Dataset records
<<<<

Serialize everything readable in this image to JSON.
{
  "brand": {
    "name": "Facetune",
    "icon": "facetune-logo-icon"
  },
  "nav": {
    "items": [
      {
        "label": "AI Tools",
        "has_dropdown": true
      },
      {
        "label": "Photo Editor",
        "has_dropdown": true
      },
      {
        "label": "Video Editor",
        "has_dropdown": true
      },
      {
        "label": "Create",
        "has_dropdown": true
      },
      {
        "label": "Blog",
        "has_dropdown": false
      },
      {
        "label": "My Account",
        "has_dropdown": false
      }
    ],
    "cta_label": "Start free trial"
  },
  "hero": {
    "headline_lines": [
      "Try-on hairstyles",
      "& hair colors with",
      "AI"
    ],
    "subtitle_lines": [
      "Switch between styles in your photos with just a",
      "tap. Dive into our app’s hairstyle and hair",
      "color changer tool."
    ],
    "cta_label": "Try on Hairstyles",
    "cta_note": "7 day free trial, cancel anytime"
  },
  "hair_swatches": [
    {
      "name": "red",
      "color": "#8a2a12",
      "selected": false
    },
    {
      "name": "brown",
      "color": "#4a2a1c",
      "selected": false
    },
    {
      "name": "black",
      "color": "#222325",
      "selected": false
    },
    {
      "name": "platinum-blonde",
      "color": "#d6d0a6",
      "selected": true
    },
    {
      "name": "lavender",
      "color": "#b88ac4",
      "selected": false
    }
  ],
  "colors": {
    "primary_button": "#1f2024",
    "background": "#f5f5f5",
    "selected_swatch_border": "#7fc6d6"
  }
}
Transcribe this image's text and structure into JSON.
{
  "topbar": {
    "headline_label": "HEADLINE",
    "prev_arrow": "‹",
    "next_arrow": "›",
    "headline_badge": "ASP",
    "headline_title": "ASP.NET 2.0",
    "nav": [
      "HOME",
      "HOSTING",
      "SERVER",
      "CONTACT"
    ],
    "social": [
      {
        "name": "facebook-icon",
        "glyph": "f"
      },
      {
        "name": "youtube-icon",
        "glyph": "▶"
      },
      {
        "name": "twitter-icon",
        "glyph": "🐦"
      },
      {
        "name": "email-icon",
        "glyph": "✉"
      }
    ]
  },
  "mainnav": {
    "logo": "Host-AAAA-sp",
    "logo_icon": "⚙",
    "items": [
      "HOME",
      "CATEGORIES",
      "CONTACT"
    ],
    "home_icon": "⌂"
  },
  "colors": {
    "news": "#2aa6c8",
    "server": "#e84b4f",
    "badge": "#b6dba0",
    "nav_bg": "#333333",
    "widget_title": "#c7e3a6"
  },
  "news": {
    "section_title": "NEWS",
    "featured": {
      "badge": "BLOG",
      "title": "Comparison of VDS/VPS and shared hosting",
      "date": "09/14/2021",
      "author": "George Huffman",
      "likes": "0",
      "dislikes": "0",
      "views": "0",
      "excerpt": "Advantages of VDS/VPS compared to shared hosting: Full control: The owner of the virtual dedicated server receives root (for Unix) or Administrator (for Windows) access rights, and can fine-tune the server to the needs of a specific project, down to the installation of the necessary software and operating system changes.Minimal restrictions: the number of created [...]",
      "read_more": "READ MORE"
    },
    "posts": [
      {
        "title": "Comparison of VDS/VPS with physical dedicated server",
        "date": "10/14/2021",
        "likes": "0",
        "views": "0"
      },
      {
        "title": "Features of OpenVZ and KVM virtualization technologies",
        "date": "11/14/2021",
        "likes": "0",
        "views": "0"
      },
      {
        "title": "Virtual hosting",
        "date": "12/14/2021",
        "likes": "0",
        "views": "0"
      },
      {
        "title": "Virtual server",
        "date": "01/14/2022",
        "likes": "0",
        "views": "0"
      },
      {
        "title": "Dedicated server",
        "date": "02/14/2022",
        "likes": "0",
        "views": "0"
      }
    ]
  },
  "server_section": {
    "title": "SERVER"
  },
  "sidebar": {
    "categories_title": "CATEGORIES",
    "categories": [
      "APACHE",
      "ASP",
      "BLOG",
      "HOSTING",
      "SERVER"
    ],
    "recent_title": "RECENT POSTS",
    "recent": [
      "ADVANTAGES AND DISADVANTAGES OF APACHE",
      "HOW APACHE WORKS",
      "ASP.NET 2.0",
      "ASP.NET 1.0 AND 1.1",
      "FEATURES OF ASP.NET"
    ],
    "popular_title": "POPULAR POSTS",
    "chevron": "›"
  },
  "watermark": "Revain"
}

>>>>

## Task goal
Write the material out exactly, with nothing left out.

## Response to this exercise
Serialize everything readable in this image to JSON.
{
  "brand": {
    "name": "Facetune",
    "icon": "facetune-logo-icon"
  },
  "nav": {
    "items": [
      {
        "label": "AI Tools",
        "has_dropdown": true
      },
      {
        "label": "Photo Editor",
        "has_dropdown": true
      },
      {
        "label": "Video Editor",
        "has_dropdown": true
      },
      {
        "label": "Create",
        "has_dropdown": true
      },
      {
        "label": "Blog",
        "has_dropdown": false
      },
      {
        "label": "My Account",
        "has_dropdown": false
      }
    ],
    "cta_label": "Start free trial"
  },
  "hero": {
    "headline_lines": [
      "Try-on hairstyles",
      "& hair colors with",
      "AI"
    ],
    "subtitle_lines": [
      "Switch between styles in your photos with just a",
      "tap. Dive into our app’s hairstyle and hair",
      "color changer tool."
    ],
    "cta_label": "Try on Hairstyles",
    "cta_note": "7 day free trial, cancel anytime"
  },
  "hair_swatches": [
    {
      "name": "red",
      "color": "#8a2a12",
      "selected": false
    },
    {
      "name": "brown",
      "color": "#4a2a1c",
      "selected": false
    },
    {
      "name": "black",
      "color": "#222325",
      "selected": false
    },
    {
      "name": "platinum-blonde",
      "color": "#d6d0a6",
      "selected": true
    },
    {
      "name": "lavender",
      "color": "#b88ac4",
      "selected": false
    }
  ],
  "colors": {
    "primary_button": "#1f2024",
    "background": "#f5f5f5",
    "selected_swatch_border": "#7fc6d6"
  }
}
Transcribe this image's text and structure into JSON.
{
  "topbar": {
    "headline_label": "HEADLINE",
    "prev_arrow": "‹",
    "next_arrow": "›",
    "headline_badge": "ASP",
    "headline_title": "ASP.NET 2.0",
    "nav": [
      "HOME",
      "HOSTING",
      "SERVER",
      "CONTACT"
    ],
    "social": [
      {
        "name": "facebook-icon",
        "glyph": "f"
      },
      {
        "name": "youtube-icon",
        "glyph": "▶"
      },
      {
        "name": "twitter-icon",
        "glyph": "🐦"
      },
      {
        "name": "email-icon",
        "glyph": "✉"
      }
    ]
  },
  "mainnav": {
    "logo": "Host-AAAA-sp",
    "logo_icon": "⚙",
    "items": [
      "HOME",
      "CATEGORIES",
      "CONTACT"
    ],
    "home_icon": "⌂"
  },
  "colors": {
    "news": "#2aa6c8",
    "server": "#e84b4f",
    "badge": "#b6dba0",
    "nav_bg": "#333333",
    "widget_title": "#c7e3a6"
  },
  "news": {
    "section_title": "NEWS",
    "featured": {
      "badge": "BLOG",
      "title": "Comparison of VDS/VPS and shared hosting",
      "date": "09/14/2021",
      "author": "George Huffman",
      "likes": "0",
      "dislikes": "0",
      "views": "0",
      "excerpt": "Advantages of VDS/VPS compared to shared hosting: Full control: The owner of the virtual dedicated server receives root (for Unix) or Administrator (for Windows) access rights, and can fine-tune the server to the needs of a specific project, down to the installation of the necessary software and operating system changes.Minimal restrictions: the number of created [...]",
      "read_more": "READ MORE"
    },
    "posts": [
      {
        "title": "Comparison of VDS/VPS with physical dedicated server",
        "date": "10/14/2021",
        "likes": "0",
        "views": "0"
      },
      {
        "title": "Features of OpenVZ and KVM virtualization technologies",
        "date": "11/14/2021",
        "likes": "0",
        "views": "0"
      },
      {
        "title": "Virtual hosting",
        "date": "12/14/2021",
        "likes": "0",
        "views": "0"
      },
      {
        "title": "Virtual server",
        "date": "01/14/2022",
        "likes": "0",
        "views": "0"
      },
      {
        "title": "Dedicated server",
        "date": "02/14/2022",
        "likes": "0",
        "views": "0"
      }
    ]
  },
  "server_section": {
    "title": "SERVER"
  },
  "sidebar": {
    "categories_title": "CATEGORIES",
    "categories": [
      "APACHE",
      "ASP",
      "BLOG",
      "HOSTING",
      "SERVER"
    ],
    "recent_title": "RECENT POSTS",
    "recent": [
      "ADVANTAGES AND DISADVANTAGES OF APACHE",
      "HOW APACHE WORKS",
      "ASP.NET 2.0",
      "ASP.NET 1.0 AND 1.1",
      "FEATURES OF ASP.NET"
    ],
    "popular_title": "POPULAR POSTS",
    "chevron": "›"
  },
  "watermark": "Revain"
}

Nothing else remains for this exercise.